■ **Collected data entries**
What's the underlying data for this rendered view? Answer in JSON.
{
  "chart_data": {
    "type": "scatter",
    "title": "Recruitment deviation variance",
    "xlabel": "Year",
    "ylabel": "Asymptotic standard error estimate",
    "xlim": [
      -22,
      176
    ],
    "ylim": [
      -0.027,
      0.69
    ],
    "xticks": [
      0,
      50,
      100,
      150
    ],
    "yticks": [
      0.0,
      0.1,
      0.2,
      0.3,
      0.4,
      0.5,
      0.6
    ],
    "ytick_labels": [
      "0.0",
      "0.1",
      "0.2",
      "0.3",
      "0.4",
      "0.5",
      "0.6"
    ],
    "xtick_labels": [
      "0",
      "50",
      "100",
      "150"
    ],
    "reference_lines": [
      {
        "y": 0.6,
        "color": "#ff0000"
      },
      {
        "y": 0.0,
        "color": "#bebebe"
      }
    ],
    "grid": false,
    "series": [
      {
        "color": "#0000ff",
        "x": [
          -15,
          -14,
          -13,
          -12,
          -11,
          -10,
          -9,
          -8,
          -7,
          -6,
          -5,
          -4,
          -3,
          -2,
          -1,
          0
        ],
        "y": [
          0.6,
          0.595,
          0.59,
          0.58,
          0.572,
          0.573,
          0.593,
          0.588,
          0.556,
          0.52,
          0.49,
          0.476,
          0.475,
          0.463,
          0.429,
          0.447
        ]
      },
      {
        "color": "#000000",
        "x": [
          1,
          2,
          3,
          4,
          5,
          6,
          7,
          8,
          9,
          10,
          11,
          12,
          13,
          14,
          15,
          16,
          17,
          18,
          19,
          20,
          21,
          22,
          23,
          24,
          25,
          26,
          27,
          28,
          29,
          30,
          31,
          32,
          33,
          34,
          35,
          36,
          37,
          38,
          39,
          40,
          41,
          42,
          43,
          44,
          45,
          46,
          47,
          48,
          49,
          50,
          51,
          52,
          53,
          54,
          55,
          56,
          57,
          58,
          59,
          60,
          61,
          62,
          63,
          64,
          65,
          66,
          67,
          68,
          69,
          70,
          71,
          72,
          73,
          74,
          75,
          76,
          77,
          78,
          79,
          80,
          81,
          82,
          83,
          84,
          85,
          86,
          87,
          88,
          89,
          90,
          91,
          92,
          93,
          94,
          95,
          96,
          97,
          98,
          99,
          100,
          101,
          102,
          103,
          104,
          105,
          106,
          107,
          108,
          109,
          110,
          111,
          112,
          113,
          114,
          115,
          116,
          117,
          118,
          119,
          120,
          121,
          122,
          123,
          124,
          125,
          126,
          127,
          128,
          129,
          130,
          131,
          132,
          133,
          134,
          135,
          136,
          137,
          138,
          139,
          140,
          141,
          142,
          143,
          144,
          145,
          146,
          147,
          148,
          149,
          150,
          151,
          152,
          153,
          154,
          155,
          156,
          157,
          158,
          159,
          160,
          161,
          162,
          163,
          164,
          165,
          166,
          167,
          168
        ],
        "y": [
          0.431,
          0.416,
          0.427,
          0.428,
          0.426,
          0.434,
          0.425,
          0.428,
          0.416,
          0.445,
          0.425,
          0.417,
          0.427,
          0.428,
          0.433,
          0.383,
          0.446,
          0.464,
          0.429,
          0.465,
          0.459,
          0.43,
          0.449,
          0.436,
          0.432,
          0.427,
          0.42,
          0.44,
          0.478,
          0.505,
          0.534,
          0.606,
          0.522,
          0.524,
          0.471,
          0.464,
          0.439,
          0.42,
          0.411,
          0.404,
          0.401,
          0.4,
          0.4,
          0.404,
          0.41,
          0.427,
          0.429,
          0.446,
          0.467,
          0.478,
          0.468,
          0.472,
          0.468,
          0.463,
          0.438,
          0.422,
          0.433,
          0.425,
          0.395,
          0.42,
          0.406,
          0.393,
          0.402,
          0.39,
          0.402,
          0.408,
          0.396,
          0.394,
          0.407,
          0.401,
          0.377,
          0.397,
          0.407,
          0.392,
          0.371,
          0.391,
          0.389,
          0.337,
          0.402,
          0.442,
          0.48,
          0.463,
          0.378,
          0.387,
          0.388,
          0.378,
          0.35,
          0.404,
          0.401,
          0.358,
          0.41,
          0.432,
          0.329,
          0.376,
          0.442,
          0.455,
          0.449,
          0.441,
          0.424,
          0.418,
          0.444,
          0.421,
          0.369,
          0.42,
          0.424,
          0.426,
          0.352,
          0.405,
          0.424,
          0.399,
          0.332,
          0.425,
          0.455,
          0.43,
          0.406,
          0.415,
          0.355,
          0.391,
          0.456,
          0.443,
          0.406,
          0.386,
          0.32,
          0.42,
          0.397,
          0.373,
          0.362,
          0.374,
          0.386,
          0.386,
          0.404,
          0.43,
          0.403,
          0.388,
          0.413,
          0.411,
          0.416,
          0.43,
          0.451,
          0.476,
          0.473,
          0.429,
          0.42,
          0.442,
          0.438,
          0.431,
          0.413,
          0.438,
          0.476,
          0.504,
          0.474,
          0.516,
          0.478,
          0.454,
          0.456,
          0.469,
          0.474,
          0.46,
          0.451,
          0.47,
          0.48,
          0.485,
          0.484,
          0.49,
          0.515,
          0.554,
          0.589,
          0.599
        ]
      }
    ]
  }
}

■ **Exercise aim**
Please quote the records above exactly, without skipping a line.

■ **The completed task**
What's the underlying data for this rendered view? Answer in JSON.
{
  "chart_data": {
    "type": "scatter",
    "title": "Recruitment deviation variance",
    "xlabel": "Year",
    "ylabel": "Asymptotic standard error estimate",
    "xlim": [
      -22,
      176
    ],
    "ylim": [
      -0.027,
      0.69
    ],
    "xticks": [
      0,
      50,
      100,
      150
    ],
    "yticks": [
      0.0,
      0.1,
      0.2,
      0.3,
      0.4,
      0.5,
      0.6
    ],
    "ytick_labels": [
      "0.0",
      "0.1",
      "0.2",
      "0.3",
      "0.4",
      "0.5",
      "0.6"
    ],
    "xtick_labels": [
      "0",
      "50",
      "100",
      "150"
    ],
    "reference_lines": [
      {
        "y": 0.6,
        "color": "#ff0000"
      },
      {
        "y": 0.0,
        "color": "#bebebe"
      }
    ],
    "grid": false,
    "series": [
      {
        "color": "#0000ff",
        "x": [
          -15,
          -14,
          -13,
          -12,
          -11,
          -10,
          -9,
          -8,
          -7,
          -6,
          -5,
          -4,
          -3,
          -2,
          -1,
          0
        ],
        "y": [
          0.6,
          0.595,
          0.59,
          0.58,
          0.572,
          0.573,
          0.593,
          0.588,
          0.556,
          0.52,
          0.49,
          0.476,
          0.475,
          0.463,
          0.429,
          0.447
        ]
      },
      {
        "color": "#000000",
        "x": [
          1,
          2,
          3,
          4,
          5,
          6,
          7,
          8,
          9,
          10,
          11,
          12,
          13,
          14,
          15,
          16,
          17,
          18,
          19,
          20,
          21,
          22,
          23,
          24,
          25,
          26,
          27,
          28,
          29,
          30,
          31,
          32,
          33,
          34,
          35,
          36,
          37,
          38,
          39,
          40,
          41,
          42,
          43,
          44,
          45,
          46,
          47,
          48,
          49,
          50,
          51,
          52,
          53,
          54,
          55,
          56,
          57,
          58,
          59,
          60,
          61,
          62,
          63,
          64,
          65,
          66,
          67,
          68,
          69,
          70,
          71,
          72,
          73,
          74,
          75,
          76,
          77,
          78,
          79,
          80,
          81,
          82,
          83,
          84,
          85,
          86,
          87,
          88,
          89,
          90,
          91,
          92,
          93,
          94,
          95,
          96,
          97,
          98,
          99,
          100,
          101,
          102,
          103,
          104,
          105,
          106,
          107,
          108,
          109,
          110,
          111,
          112,
          113,
          114,
          115,
          116,
          117,
          118,
          119,
          120,
          121,
          122,
          123,
          124,
          125,
          126,
          127,
          128,
          129,
          130,
          131,
          132,
          133,
          134,
          135,
          136,
          137,
          138,
          139,
          140,
          141,
          142,
          143,
          144,
          145,
          146,
          147,
          148,
          149,
          150,
          151,
          152,
          153,
          154,
          155,
          156,
          157,
          158,
          159,
          160,
          161,
          162,
          163,
          164,
          165,
          166,
          167,
          168
        ],
        "y": [
          0.431,
          0.416,
          0.427,
          0.428,
          0.426,
          0.434,
          0.425,
          0.428,
          0.416,
          0.445,
          0.425,
          0.417,
          0.427,
          0.428,
          0.433,
          0.383,
          0.446,
          0.464,
          0.429,
          0.465,
          0.459,
          0.43,
          0.449,
          0.436,
          0.432,
          0.427,
          0.42,
          0.44,
          0.478,
          0.505,
          0.534,
          0.606,
          0.522,
          0.524,
          0.471,
          0.464,
          0.439,
          0.42,
          0.411,
          0.404,
          0.401,
          0.4,
          0.4,
          0.404,
          0.41,
          0.427,
          0.429,
          0.446,
          0.467,
          0.478,
          0.468,
          0.472,
          0.468,
          0.463,
          0.438,
          0.422,
          0.433,
          0.425,
          0.395,
          0.42,
          0.406,
          0.393,
          0.402,
          0.39,
          0.402,
          0.408,
          0.396,
          0.394,
          0.407,
          0.401,
          0.377,
          0.397,
          0.407,
          0.392,
          0.371,
          0.391,
          0.389,
          0.337,
          0.402,
          0.442,
          0.48,
          0.463,
          0.378,
          0.387,
          0.388,
          0.378,
          0.35,
          0.404,
          0.401,
          0.358,
          0.41,
          0.432,
          0.329,
          0.376,
          0.442,
          0.455,
          0.449,
          0.441,
          0.424,
          0.418,
          0.444,
          0.421,
          0.369,
          0.42,
          0.424,
          0.426,
          0.352,
          0.405,
          0.424,
          0.399,
          0.332,
          0.425,
          0.455,
          0.43,
          0.406,
          0.415,
          0.355,
          0.391,
          0.456,
          0.443,
          0.406,
          0.386,
          0.32,
          0.42,
          0.397,
          0.373,
          0.362,
          0.374,
          0.386,
          0.386,
          0.404,
          0.43,
          0.403,
          0.388,
          0.413,
          0.411,
          0.416,
          0.43,
          0.451,
          0.476,
          0.473,
          0.429,
          0.42,
          0.442,
          0.438,
          0.431,
          0.413,
          0.438,
          0.476,
          0.504,
          0.474,
          0.516,
          0.478,
          0.454,
          0.456,
          0.469,
          0.474,
          0.46,
          0.451,
          0.47,
          0.48,
          0.485,
          0.484,
          0.49,
          0.515,
          0.554,
          0.589,
          0.599
        ]
      }
    ]
  }
}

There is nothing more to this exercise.